## AIM OF THE EXERCISE
What you return should match every record exactly, with the images removed.

## RECORDS FOR THE TASK
(begin)

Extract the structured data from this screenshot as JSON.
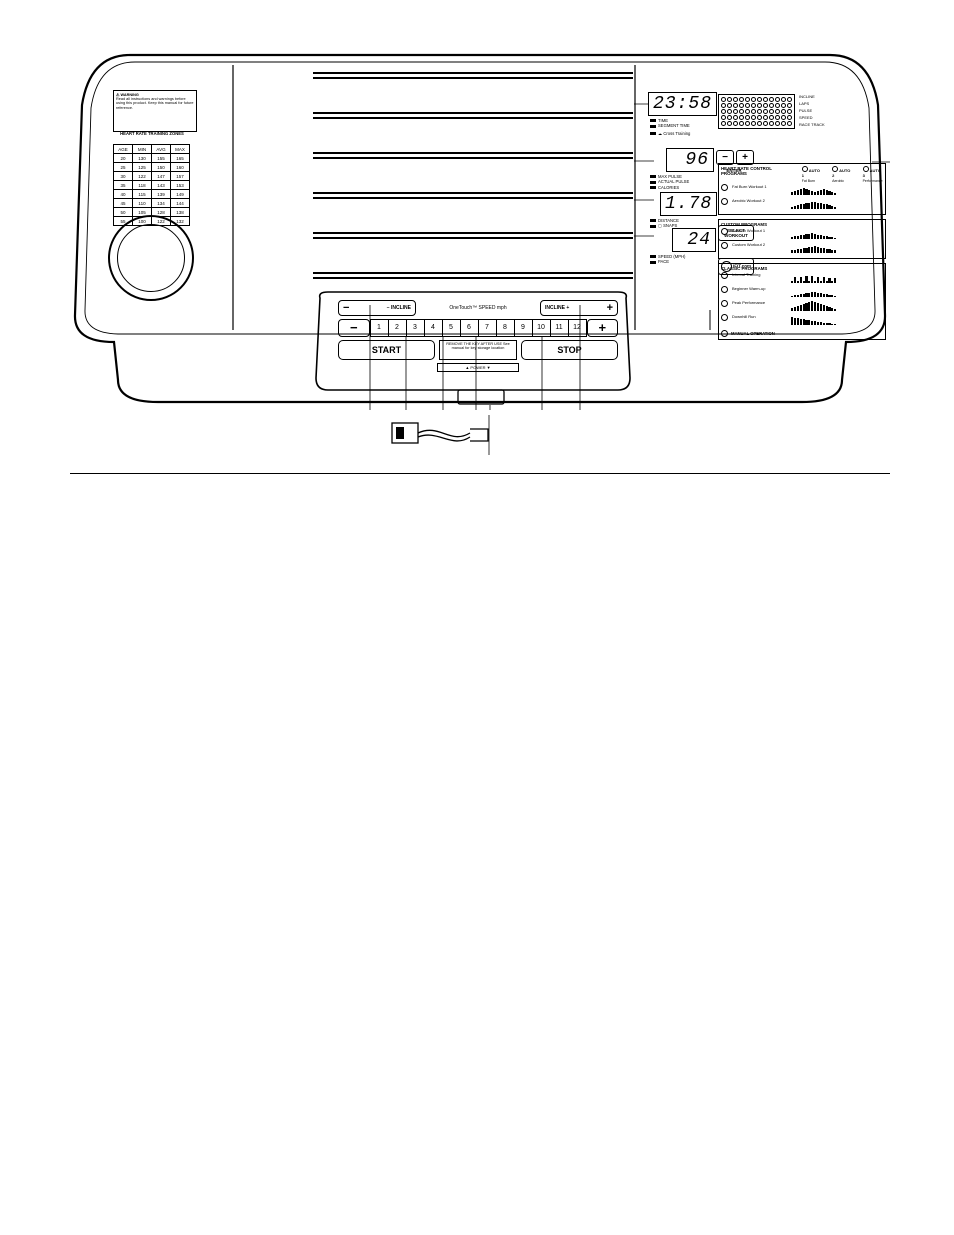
{
  "colors": {
    "stroke": "#000000",
    "bg": "#ffffff"
  },
  "warning": {
    "title": "⚠ WARNING",
    "text": "Read all instructions and warnings before using this product. Keep this manual for future reference."
  },
  "hr_table": {
    "title": "HEART RATE TRAINING ZONES",
    "columns": [
      "AGE",
      "MIN",
      "AVG",
      "MAX"
    ],
    "rows": [
      [
        "20",
        "130",
        "155",
        "165"
      ],
      [
        "25",
        "125",
        "150",
        "160"
      ],
      [
        "30",
        "122",
        "147",
        "157"
      ],
      [
        "35",
        "118",
        "143",
        "153"
      ],
      [
        "40",
        "115",
        "139",
        "149"
      ],
      [
        "45",
        "110",
        "134",
        "144"
      ],
      [
        "50",
        "105",
        "128",
        "138"
      ],
      [
        "55",
        "100",
        "122",
        "132"
      ]
    ]
  },
  "readouts": {
    "time": {
      "value": "23:58",
      "labels": [
        "TIME",
        "SEGMENT TIME"
      ],
      "cross": "Cross Training"
    },
    "pulse": {
      "value": "96",
      "labels": [
        "MAX PULSE",
        "ACTUAL PULSE",
        "CALORIES"
      ]
    },
    "dist": {
      "value": "1.78",
      "labels": [
        "DISTANCE"
      ],
      "snaps": "SNAPS"
    },
    "speed": {
      "value": "24",
      "labels": [
        "SPEED (MPH)",
        "PACE"
      ]
    }
  },
  "right_small_buttons": {
    "minus": "−",
    "plus": "+",
    "enter": "ENTER",
    "select_workout": "SELECT WORKOUT",
    "ifit": "iFIT.com"
  },
  "matrix": {
    "rows": 5,
    "cols": 12,
    "row_labels": [
      "INCLINE",
      "LAPS",
      "PULSE",
      "SPEED",
      "RACE TRACK"
    ]
  },
  "prog_sections": {
    "hrc": {
      "title": "HEART RATE CONTROL PROGRAMS",
      "hdrs": [
        "AUTO 1",
        "AUTO 2",
        "AUTO 3"
      ],
      "subs": [
        "Fat Burn",
        "Aerobic",
        "Performance"
      ],
      "items": [
        {
          "label": "Fat Burn Workout 1",
          "bars": [
            3,
            4,
            5,
            6,
            7,
            6,
            5,
            4,
            3,
            4,
            5,
            6,
            5,
            4,
            3,
            2
          ]
        },
        {
          "label": "Aerobic Workout 2",
          "bars": [
            2,
            3,
            4,
            5,
            5,
            6,
            6,
            7,
            7,
            6,
            6,
            5,
            5,
            4,
            3,
            2
          ]
        }
      ]
    },
    "custom": {
      "title": "CUSTOM PROGRAMS",
      "items": [
        {
          "label": "Custom Workout 1",
          "bars": [
            2,
            3,
            3,
            4,
            4,
            5,
            5,
            6,
            5,
            4,
            4,
            3,
            3,
            2,
            2,
            1
          ]
        },
        {
          "label": "Custom Workout 2",
          "bars": [
            3,
            3,
            4,
            4,
            5,
            5,
            6,
            6,
            7,
            6,
            5,
            5,
            4,
            4,
            3,
            3
          ]
        }
      ]
    },
    "classic": {
      "title": "CLASSIC PROGRAMS",
      "items": [
        {
          "label": "Interval Training",
          "bars": [
            2,
            6,
            2,
            6,
            2,
            7,
            2,
            7,
            2,
            6,
            2,
            6,
            2,
            5,
            2,
            5
          ]
        },
        {
          "label": "Beginner Warm-up",
          "bars": [
            1,
            2,
            2,
            3,
            3,
            4,
            4,
            5,
            5,
            4,
            4,
            3,
            3,
            2,
            2,
            1
          ]
        },
        {
          "label": "Peak Performance",
          "bars": [
            3,
            4,
            5,
            6,
            7,
            8,
            9,
            10,
            9,
            8,
            7,
            6,
            5,
            4,
            3,
            2
          ]
        },
        {
          "label": "Downhill Run",
          "bars": [
            8,
            7,
            7,
            6,
            6,
            5,
            5,
            4,
            4,
            3,
            3,
            2,
            2,
            2,
            1,
            1
          ]
        }
      ],
      "manual": "MANUAL OPERATION"
    }
  },
  "main_buttons": {
    "incline_down": "− INCLINE",
    "incline_up": "INCLINE +",
    "speed_header": "OneTouch™ SPEED mph",
    "speed_minus": "−",
    "speed_plus": "+",
    "speed_nums": [
      "1",
      "2",
      "3",
      "4",
      "5",
      "6",
      "7",
      "8",
      "9",
      "10",
      "11",
      "12"
    ],
    "start": "START",
    "stop": "STOP",
    "mid_text": "REMOVE THE KEY AFTER USE\nSee manual for key storage location",
    "power_strip": "▲  POWER  ▼"
  }
}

(end)

## SOLUTION BELOW
Extract the structured data from this screenshot as JSON.
{
  "colors": {
    "stroke": "#000000",
    "bg": "#ffffff"
  },
  "warning": {
    "title": "⚠ WARNING",
    "text": "Read all instructions and warnings before using this product. Keep this manual for future reference."
  },
  "hr_table": {
    "title": "HEART RATE TRAINING ZONES",
    "columns": [
      "AGE",
      "MIN",
      "AVG",
      "MAX"
    ],
    "rows": [
      [
        "20",
        "130",
        "155",
        "165"
      ],
      [
        "25",
        "125",
        "150",
        "160"
      ],
      [
        "30",
        "122",
        "147",
        "157"
      ],
      [
        "35",
        "118",
        "143",
        "153"
      ],
      [
        "40",
        "115",
        "139",
        "149"
      ],
      [
        "45",
        "110",
        "134",
        "144"
      ],
      [
        "50",
        "105",
        "128",
        "138"
      ],
      [
        "55",
        "100",
        "122",
        "132"
      ]
    ]
  },
  "readouts": {
    "time": {
      "value": "23:58",
      "labels": [
        "TIME",
        "SEGMENT TIME"
      ],
      "cross": "Cross Training"
    },
    "pulse": {
      "value": "96",
      "labels": [
        "MAX PULSE",
        "ACTUAL PULSE",
        "CALORIES"
      ]
    },
    "dist": {
      "value": "1.78",
      "labels": [
        "DISTANCE"
      ],
      "snaps": "SNAPS"
    },
    "speed": {
      "value": "24",
      "labels": [
        "SPEED (MPH)",
        "PACE"
      ]
    }
  },
  "right_small_buttons": {
    "minus": "−",
    "plus": "+",
    "enter": "ENTER",
    "select_workout": "SELECT WORKOUT",
    "ifit": "iFIT.com"
  },
  "matrix": {
    "rows": 5,
    "cols": 12,
    "row_labels": [
      "INCLINE",
      "LAPS",
      "PULSE",
      "SPEED",
      "RACE TRACK"
    ]
  },
  "prog_sections": {
    "hrc": {
      "title": "HEART RATE CONTROL PROGRAMS",
      "hdrs": [
        "AUTO 1",
        "AUTO 2",
        "AUTO 3"
      ],
      "subs": [
        "Fat Burn",
        "Aerobic",
        "Performance"
      ],
      "items": [
        {
          "label": "Fat Burn Workout 1",
          "bars": [
            3,
            4,
            5,
            6,
            7,
            6,
            5,
            4,
            3,
            4,
            5,
            6,
            5,
            4,
            3,
            2
          ]
        },
        {
          "label": "Aerobic Workout 2",
          "bars": [
            2,
            3,
            4,
            5,
            5,
            6,
            6,
            7,
            7,
            6,
            6,
            5,
            5,
            4,
            3,
            2
          ]
        }
      ]
    },
    "custom": {
      "title": "CUSTOM PROGRAMS",
      "items": [
        {
          "label": "Custom Workout 1",
          "bars": [
            2,
            3,
            3,
            4,
            4,
            5,
            5,
            6,
            5,
            4,
            4,
            3,
            3,
            2,
            2,
            1
          ]
        },
        {
          "label": "Custom Workout 2",
          "bars": [
            3,
            3,
            4,
            4,
            5,
            5,
            6,
            6,
            7,
            6,
            5,
            5,
            4,
            4,
            3,
            3
          ]
        }
      ]
    },
    "classic": {
      "title": "CLASSIC PROGRAMS",
      "items": [
        {
          "label": "Interval Training",
          "bars": [
            2,
            6,
            2,
            6,
            2,
            7,
            2,
            7,
            2,
            6,
            2,
            6,
            2,
            5,
            2,
            5
          ]
        },
        {
          "label": "Beginner Warm-up",
          "bars": [
            1,
            2,
            2,
            3,
            3,
            4,
            4,
            5,
            5,
            4,
            4,
            3,
            3,
            2,
            2,
            1
          ]
        },
        {
          "label": "Peak Performance",
          "bars": [
            3,
            4,
            5,
            6,
            7,
            8,
            9,
            10,
            9,
            8,
            7,
            6,
            5,
            4,
            3,
            2
          ]
        },
        {
          "label": "Downhill Run",
          "bars": [
            8,
            7,
            7,
            6,
            6,
            5,
            5,
            4,
            4,
            3,
            3,
            2,
            2,
            2,
            1,
            1
          ]
        }
      ],
      "manual": "MANUAL OPERATION"
    }
  },
  "main_buttons": {
    "incline_down": "− INCLINE",
    "incline_up": "INCLINE +",
    "speed_header": "OneTouch™ SPEED mph",
    "speed_minus": "−",
    "speed_plus": "+",
    "speed_nums": [
      "1",
      "2",
      "3",
      "4",
      "5",
      "6",
      "7",
      "8",
      "9",
      "10",
      "11",
      "12"
    ],
    "start": "START",
    "stop": "STOP",
    "mid_text": "REMOVE THE KEY AFTER USE\nSee manual for key storage location",
    "power_strip": "▲  POWER  ▼"
  }
}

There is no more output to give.